START Extracted records

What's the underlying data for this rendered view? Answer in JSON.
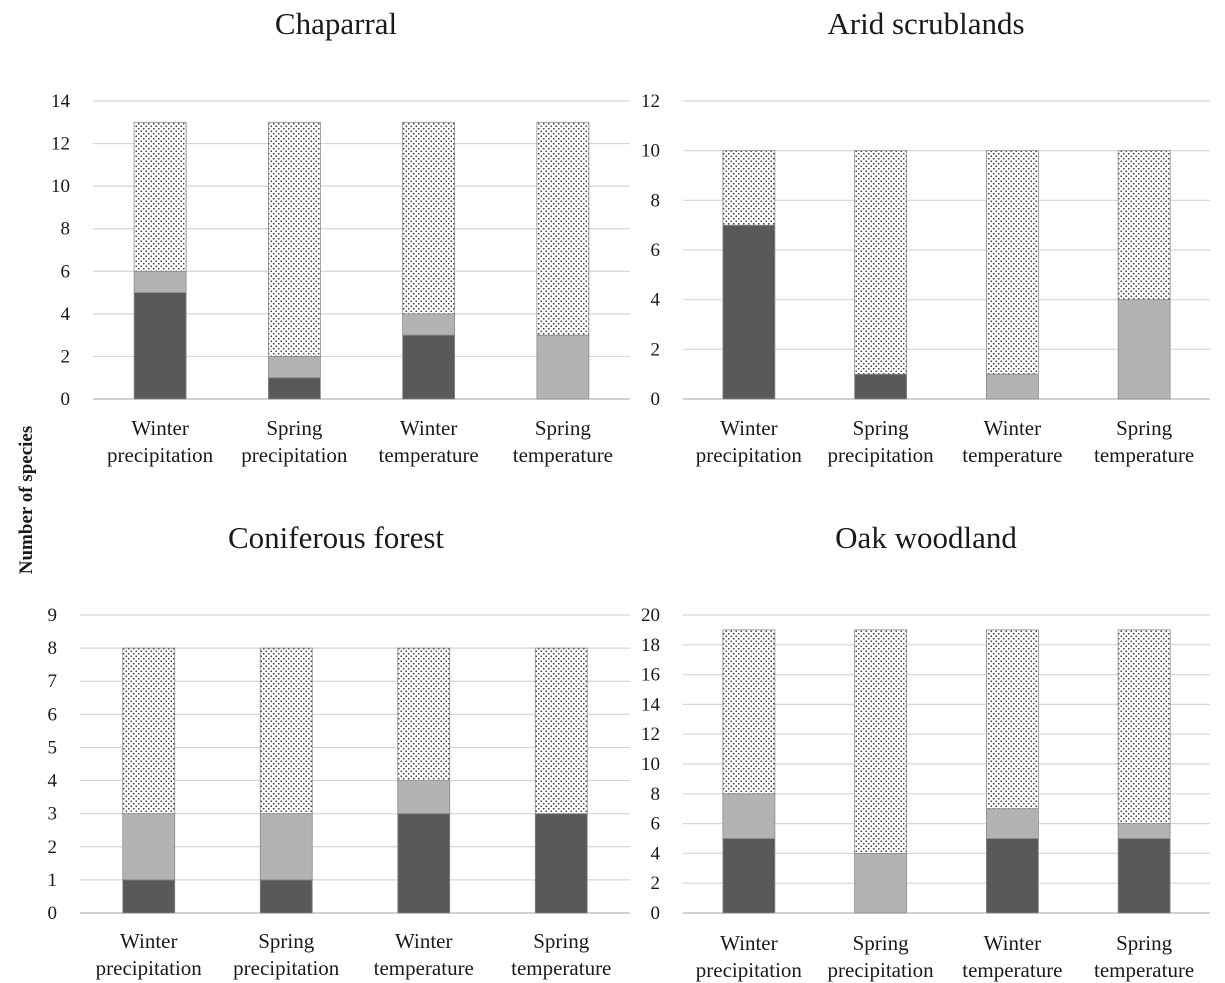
{
  "ylabel": "Number of species",
  "colors": {
    "dark": "#595959",
    "light": "#b3b3b3",
    "dotted_bg": "#ffffff",
    "dot": "#3a3a3a"
  },
  "chart_data": [
    {
      "type": "bar",
      "stacked": true,
      "title": "Chaparral",
      "categories": [
        [
          "Winter",
          "precipitation"
        ],
        [
          "Spring",
          "precipitation"
        ],
        [
          "Winter",
          "temperature"
        ],
        [
          "Spring",
          "temperature"
        ]
      ],
      "ylim": [
        0,
        14
      ],
      "yticks": [
        0,
        2,
        4,
        6,
        8,
        10,
        12,
        14
      ],
      "grid": true,
      "series": [
        {
          "style": "dark",
          "values": [
            5,
            1,
            3,
            0
          ]
        },
        {
          "style": "light",
          "values": [
            1,
            1,
            1,
            3
          ]
        },
        {
          "style": "dotted",
          "values": [
            7,
            11,
            9,
            10
          ]
        }
      ]
    },
    {
      "type": "bar",
      "stacked": true,
      "title": "Arid scrublands",
      "categories": [
        [
          "Winter",
          "precipitation"
        ],
        [
          "Spring",
          "precipitation"
        ],
        [
          "Winter",
          "temperature"
        ],
        [
          "Spring",
          "temperature"
        ]
      ],
      "ylim": [
        0,
        12
      ],
      "yticks": [
        0,
        2,
        4,
        6,
        8,
        10,
        12
      ],
      "grid": true,
      "series": [
        {
          "style": "dark",
          "values": [
            7,
            1,
            0,
            0
          ]
        },
        {
          "style": "light",
          "values": [
            0,
            0,
            1,
            4
          ]
        },
        {
          "style": "dotted",
          "values": [
            3,
            9,
            9,
            6
          ]
        }
      ]
    },
    {
      "type": "bar",
      "stacked": true,
      "title": "Coniferous forest",
      "categories": [
        [
          "Winter",
          "precipitation"
        ],
        [
          "Spring",
          "precipitation"
        ],
        [
          "Winter",
          "temperature"
        ],
        [
          "Spring",
          "temperature"
        ]
      ],
      "ylim": [
        0,
        9
      ],
      "yticks": [
        0,
        1,
        2,
        3,
        4,
        5,
        6,
        7,
        8,
        9
      ],
      "grid": true,
      "series": [
        {
          "style": "dark",
          "values": [
            1,
            1,
            3,
            3
          ]
        },
        {
          "style": "light",
          "values": [
            2,
            2,
            1,
            0
          ]
        },
        {
          "style": "dotted",
          "values": [
            5,
            5,
            4,
            5
          ]
        }
      ]
    },
    {
      "type": "bar",
      "stacked": true,
      "title": "Oak woodland",
      "categories": [
        [
          "Winter",
          "precipitation"
        ],
        [
          "Spring",
          "precipitation"
        ],
        [
          "Winter",
          "temperature"
        ],
        [
          "Spring",
          "temperature"
        ]
      ],
      "ylim": [
        0,
        20
      ],
      "yticks": [
        0,
        2,
        4,
        6,
        8,
        10,
        12,
        14,
        16,
        18,
        20
      ],
      "grid": true,
      "series": [
        {
          "style": "dark",
          "values": [
            5,
            0,
            5,
            5
          ]
        },
        {
          "style": "light",
          "values": [
            3,
            4,
            2,
            1
          ]
        },
        {
          "style": "dotted",
          "values": [
            11,
            15,
            12,
            13
          ]
        }
      ]
    }
  ]
}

END Extracted records

[Given exercise]
Reproduce the material word for word. Any pictures should be left out of the copy.

[Response below]
What's the underlying data for this rendered view? Answer in JSON.
{
  "ylabel": "Number of species",
  "colors": {
    "dark": "#595959",
    "light": "#b3b3b3",
    "dotted_bg": "#ffffff",
    "dot": "#3a3a3a"
  },
  "chart_data": [
    {
      "type": "bar",
      "stacked": true,
      "title": "Chaparral",
      "categories": [
        [
          "Winter",
          "precipitation"
        ],
        [
          "Spring",
          "precipitation"
        ],
        [
          "Winter",
          "temperature"
        ],
        [
          "Spring",
          "temperature"
        ]
      ],
      "ylim": [
        0,
        14
      ],
      "yticks": [
        0,
        2,
        4,
        6,
        8,
        10,
        12,
        14
      ],
      "grid": true,
      "series": [
        {
          "style": "dark",
          "values": [
            5,
            1,
            3,
            0
          ]
        },
        {
          "style": "light",
          "values": [
            1,
            1,
            1,
            3
          ]
        },
        {
          "style": "dotted",
          "values": [
            7,
            11,
            9,
            10
          ]
        }
      ]
    },
    {
      "type": "bar",
      "stacked": true,
      "title": "Arid scrublands",
      "categories": [
        [
          "Winter",
          "precipitation"
        ],
        [
          "Spring",
          "precipitation"
        ],
        [
          "Winter",
          "temperature"
        ],
        [
          "Spring",
          "temperature"
        ]
      ],
      "ylim": [
        0,
        12
      ],
      "yticks": [
        0,
        2,
        4,
        6,
        8,
        10,
        12
      ],
      "grid": true,
      "series": [
        {
          "style": "dark",
          "values": [
            7,
            1,
            0,
            0
          ]
        },
        {
          "style": "light",
          "values": [
            0,
            0,
            1,
            4
          ]
        },
        {
          "style": "dotted",
          "values": [
            3,
            9,
            9,
            6
          ]
        }
      ]
    },
    {
      "type": "bar",
      "stacked": true,
      "title": "Coniferous forest",
      "categories": [
        [
          "Winter",
          "precipitation"
        ],
        [
          "Spring",
          "precipitation"
        ],
        [
          "Winter",
          "temperature"
        ],
        [
          "Spring",
          "temperature"
        ]
      ],
      "ylim": [
        0,
        9
      ],
      "yticks": [
        0,
        1,
        2,
        3,
        4,
        5,
        6,
        7,
        8,
        9
      ],
      "grid": true,
      "series": [
        {
          "style": "dark",
          "values": [
            1,
            1,
            3,
            3
          ]
        },
        {
          "style": "light",
          "values": [
            2,
            2,
            1,
            0
          ]
        },
        {
          "style": "dotted",
          "values": [
            5,
            5,
            4,
            5
          ]
        }
      ]
    },
    {
      "type": "bar",
      "stacked": true,
      "title": "Oak woodland",
      "categories": [
        [
          "Winter",
          "precipitation"
        ],
        [
          "Spring",
          "precipitation"
        ],
        [
          "Winter",
          "temperature"
        ],
        [
          "Spring",
          "temperature"
        ]
      ],
      "ylim": [
        0,
        20
      ],
      "yticks": [
        0,
        2,
        4,
        6,
        8,
        10,
        12,
        14,
        16,
        18,
        20
      ],
      "grid": true,
      "series": [
        {
          "style": "dark",
          "values": [
            5,
            0,
            5,
            5
          ]
        },
        {
          "style": "light",
          "values": [
            3,
            4,
            2,
            1
          ]
        },
        {
          "style": "dotted",
          "values": [
            11,
            15,
            12,
            13
          ]
        }
      ]
    }
  ]
}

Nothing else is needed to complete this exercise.